[Written request] Locate the word "Раздел" in the data below, then copy every line that holds it.

[Given data]
*-*-*

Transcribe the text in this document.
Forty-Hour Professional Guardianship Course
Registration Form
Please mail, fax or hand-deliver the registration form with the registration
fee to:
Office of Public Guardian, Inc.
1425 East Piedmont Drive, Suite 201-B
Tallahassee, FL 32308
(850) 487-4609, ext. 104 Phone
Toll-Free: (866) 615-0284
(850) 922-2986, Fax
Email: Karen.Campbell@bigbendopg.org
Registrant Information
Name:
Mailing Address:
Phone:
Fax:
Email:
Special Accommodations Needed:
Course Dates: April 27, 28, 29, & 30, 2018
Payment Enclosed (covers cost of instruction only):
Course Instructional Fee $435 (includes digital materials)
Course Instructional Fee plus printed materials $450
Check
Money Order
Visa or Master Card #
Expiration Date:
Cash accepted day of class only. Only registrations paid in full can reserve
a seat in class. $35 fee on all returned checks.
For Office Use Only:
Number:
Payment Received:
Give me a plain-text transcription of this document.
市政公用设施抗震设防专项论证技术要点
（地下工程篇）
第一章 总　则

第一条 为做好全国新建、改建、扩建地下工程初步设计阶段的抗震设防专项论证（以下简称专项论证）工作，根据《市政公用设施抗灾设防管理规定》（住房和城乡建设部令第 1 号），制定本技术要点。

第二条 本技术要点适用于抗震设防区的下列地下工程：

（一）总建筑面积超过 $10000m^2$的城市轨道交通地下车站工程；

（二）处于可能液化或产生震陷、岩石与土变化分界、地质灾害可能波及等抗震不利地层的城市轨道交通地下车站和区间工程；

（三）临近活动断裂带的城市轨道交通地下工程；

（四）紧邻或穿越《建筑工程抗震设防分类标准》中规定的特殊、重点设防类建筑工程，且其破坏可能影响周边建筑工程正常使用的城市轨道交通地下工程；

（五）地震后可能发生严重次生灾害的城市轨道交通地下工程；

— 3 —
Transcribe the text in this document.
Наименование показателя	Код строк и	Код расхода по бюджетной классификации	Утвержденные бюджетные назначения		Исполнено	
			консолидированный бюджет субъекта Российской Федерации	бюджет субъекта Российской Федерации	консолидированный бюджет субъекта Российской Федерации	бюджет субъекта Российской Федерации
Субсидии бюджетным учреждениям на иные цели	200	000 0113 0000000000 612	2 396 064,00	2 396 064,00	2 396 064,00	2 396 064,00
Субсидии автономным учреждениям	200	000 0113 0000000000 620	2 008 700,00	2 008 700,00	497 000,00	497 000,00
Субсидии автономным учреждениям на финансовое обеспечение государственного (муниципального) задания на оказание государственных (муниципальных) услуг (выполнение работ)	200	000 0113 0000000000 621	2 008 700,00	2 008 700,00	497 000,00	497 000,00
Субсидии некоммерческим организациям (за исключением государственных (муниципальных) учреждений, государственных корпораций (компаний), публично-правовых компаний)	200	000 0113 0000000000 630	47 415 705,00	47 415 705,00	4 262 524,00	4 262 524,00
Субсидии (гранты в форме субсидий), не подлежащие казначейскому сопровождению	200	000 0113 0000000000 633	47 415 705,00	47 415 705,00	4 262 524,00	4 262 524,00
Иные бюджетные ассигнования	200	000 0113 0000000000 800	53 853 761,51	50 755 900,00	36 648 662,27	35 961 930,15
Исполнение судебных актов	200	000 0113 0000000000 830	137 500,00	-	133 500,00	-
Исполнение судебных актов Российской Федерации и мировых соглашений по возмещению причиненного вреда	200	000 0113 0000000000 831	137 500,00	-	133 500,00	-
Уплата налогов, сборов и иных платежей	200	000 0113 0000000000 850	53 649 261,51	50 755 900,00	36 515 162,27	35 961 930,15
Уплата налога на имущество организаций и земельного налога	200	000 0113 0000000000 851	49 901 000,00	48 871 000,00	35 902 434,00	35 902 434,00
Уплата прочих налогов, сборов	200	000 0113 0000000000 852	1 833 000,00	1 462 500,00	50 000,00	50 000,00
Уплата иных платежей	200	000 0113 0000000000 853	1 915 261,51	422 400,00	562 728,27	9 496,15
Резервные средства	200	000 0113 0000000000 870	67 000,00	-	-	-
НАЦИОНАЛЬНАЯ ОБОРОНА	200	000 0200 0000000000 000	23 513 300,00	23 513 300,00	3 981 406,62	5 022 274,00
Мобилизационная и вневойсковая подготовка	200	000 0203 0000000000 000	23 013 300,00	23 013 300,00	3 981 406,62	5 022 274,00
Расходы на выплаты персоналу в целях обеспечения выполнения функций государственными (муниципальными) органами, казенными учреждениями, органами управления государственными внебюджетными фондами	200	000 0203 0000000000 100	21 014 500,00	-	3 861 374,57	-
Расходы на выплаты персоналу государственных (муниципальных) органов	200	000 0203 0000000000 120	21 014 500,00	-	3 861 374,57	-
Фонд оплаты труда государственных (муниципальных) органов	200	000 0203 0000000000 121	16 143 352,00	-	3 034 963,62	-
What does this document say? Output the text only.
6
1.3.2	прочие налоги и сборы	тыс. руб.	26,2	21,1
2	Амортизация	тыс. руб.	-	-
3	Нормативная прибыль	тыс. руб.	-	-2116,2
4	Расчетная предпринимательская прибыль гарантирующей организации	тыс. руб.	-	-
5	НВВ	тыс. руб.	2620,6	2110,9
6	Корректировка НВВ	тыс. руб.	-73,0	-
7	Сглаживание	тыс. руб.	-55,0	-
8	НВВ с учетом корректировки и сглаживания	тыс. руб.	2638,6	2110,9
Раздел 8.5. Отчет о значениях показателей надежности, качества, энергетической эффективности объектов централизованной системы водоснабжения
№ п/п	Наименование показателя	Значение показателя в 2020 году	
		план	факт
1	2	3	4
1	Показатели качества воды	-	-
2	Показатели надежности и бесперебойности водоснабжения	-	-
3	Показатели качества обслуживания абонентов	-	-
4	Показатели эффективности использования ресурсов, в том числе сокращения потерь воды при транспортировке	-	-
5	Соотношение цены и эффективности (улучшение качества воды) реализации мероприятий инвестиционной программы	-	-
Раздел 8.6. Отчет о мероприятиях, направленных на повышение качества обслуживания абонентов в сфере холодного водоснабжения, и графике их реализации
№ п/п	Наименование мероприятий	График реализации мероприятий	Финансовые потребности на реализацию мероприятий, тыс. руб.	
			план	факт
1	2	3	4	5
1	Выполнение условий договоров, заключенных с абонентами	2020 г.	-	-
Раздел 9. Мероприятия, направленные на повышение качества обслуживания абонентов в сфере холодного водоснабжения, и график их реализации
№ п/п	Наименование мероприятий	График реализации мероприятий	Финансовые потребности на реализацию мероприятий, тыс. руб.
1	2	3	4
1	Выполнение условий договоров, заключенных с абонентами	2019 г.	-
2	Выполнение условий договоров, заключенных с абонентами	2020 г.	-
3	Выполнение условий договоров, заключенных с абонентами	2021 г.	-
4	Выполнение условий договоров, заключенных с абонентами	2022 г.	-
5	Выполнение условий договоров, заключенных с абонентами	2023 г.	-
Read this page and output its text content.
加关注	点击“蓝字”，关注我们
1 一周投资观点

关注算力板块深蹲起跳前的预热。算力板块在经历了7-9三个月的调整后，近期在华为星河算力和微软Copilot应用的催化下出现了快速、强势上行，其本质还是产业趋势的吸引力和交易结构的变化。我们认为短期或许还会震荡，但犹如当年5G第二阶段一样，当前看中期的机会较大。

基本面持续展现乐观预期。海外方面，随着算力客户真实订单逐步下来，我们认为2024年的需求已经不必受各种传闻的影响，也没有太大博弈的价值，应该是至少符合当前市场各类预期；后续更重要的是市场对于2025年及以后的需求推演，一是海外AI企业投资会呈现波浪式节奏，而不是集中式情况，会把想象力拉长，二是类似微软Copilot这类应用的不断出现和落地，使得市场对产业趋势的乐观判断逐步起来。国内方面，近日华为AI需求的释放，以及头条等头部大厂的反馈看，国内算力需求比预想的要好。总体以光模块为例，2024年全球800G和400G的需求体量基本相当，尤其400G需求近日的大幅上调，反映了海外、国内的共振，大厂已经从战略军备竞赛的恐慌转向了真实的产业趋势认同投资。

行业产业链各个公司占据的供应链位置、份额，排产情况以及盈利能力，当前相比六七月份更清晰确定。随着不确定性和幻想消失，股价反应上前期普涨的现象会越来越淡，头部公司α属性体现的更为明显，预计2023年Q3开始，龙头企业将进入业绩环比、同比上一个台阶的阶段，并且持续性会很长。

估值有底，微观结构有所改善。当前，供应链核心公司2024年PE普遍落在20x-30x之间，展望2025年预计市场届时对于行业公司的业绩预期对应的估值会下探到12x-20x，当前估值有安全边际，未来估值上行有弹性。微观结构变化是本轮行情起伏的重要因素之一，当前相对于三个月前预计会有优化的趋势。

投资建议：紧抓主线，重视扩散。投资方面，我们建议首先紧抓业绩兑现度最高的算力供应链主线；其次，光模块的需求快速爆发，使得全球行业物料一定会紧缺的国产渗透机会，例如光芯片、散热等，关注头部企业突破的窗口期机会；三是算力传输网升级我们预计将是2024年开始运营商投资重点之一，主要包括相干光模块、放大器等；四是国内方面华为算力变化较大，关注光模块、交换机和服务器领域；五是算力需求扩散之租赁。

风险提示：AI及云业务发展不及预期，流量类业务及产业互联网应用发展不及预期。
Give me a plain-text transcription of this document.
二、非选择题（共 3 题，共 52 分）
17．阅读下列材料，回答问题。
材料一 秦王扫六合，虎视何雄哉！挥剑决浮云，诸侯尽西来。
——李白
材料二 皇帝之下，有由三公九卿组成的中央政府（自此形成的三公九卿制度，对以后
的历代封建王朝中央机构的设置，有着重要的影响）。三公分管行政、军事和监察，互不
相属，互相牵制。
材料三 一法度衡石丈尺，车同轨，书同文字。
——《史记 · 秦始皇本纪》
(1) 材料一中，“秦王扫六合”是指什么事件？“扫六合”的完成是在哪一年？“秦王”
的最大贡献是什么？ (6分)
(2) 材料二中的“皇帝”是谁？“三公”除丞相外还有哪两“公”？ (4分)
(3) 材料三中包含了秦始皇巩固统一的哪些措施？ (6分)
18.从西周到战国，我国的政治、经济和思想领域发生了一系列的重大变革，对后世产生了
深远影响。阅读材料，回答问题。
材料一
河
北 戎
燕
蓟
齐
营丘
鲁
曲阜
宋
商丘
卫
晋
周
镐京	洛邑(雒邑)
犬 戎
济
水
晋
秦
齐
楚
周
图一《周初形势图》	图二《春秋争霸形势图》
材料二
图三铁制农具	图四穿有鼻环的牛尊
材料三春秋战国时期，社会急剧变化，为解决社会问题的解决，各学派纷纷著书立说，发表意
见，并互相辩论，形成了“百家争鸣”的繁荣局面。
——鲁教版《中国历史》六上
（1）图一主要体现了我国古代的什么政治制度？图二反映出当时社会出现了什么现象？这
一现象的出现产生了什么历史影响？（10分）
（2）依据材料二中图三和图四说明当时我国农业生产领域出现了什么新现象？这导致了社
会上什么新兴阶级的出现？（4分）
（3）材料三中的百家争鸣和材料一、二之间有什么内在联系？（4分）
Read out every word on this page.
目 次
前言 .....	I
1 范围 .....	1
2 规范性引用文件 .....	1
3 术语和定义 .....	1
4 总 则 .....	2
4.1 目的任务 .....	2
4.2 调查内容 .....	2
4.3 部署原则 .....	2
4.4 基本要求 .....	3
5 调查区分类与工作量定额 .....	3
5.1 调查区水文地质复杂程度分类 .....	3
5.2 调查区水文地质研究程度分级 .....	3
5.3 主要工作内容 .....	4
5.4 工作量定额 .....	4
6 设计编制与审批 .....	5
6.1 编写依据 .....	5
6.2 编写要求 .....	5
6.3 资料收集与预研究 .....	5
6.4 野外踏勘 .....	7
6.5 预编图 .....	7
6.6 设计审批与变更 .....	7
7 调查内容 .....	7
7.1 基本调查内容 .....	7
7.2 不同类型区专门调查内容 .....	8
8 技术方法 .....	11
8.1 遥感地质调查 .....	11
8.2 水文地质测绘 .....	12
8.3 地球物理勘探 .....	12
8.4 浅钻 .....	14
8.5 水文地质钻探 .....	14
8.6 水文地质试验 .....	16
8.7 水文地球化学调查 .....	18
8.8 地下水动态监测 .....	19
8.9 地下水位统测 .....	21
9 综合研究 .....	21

*-*-*

[Exercise result]
Раздел 8.5. Отчет о значениях показателей надежности, качества, энергетической эффективности объектов централизованной системы водоснабжения
Раздел 8.6. Отчет о мероприятиях, направленных на повышение качества обслуживания абонентов в сфере холодного водоснабжения, и графике их реализации
Раздел 9. Мероприятия, направленные на повышение качества обслуживания абонентов в сфере холодного водоснабжения, и график их реализации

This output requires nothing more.